Dataset excerpts
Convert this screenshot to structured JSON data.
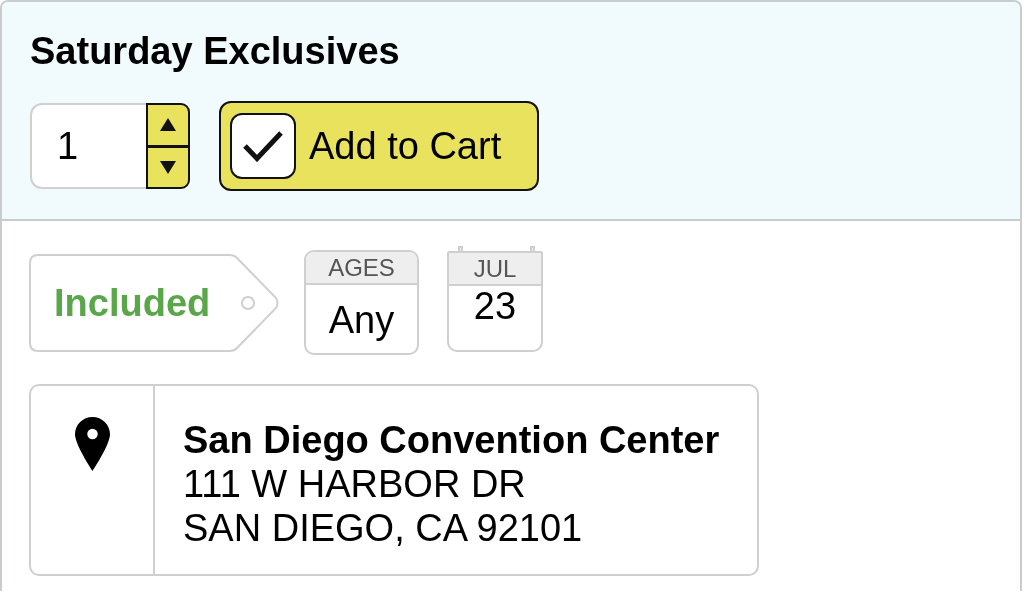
{
  "section": {
    "title": "Saturday Exclusives"
  },
  "quantity": {
    "value": "1"
  },
  "add_to_cart": {
    "label": "Add to Cart",
    "checked": true
  },
  "tag": {
    "label": "Included"
  },
  "ages": {
    "header": "AGES",
    "value": "Any"
  },
  "date": {
    "month": "JUL",
    "day": "23"
  },
  "location": {
    "name": "San Diego Convention Center",
    "address_lines": [
      "111 W HARBOR DR",
      "SAN DIEGO, CA 92101"
    ]
  }
}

## DESCRIPTION OF THE TASK
Nothing but the pictures may be dropped; output the records above exactly.

## COMPLETE OUTPUT
Convert this screenshot to structured JSON data.
{
  "section": {
    "title": "Saturday Exclusives"
  },
  "quantity": {
    "value": "1"
  },
  "add_to_cart": {
    "label": "Add to Cart",
    "checked": true
  },
  "tag": {
    "label": "Included"
  },
  "ages": {
    "header": "AGES",
    "value": "Any"
  },
  "date": {
    "month": "JUL",
    "day": "23"
  },
  "location": {
    "name": "San Diego Convention Center",
    "address_lines": [
      "111 W HARBOR DR",
      "SAN DIEGO, CA 92101"
    ]
  }
}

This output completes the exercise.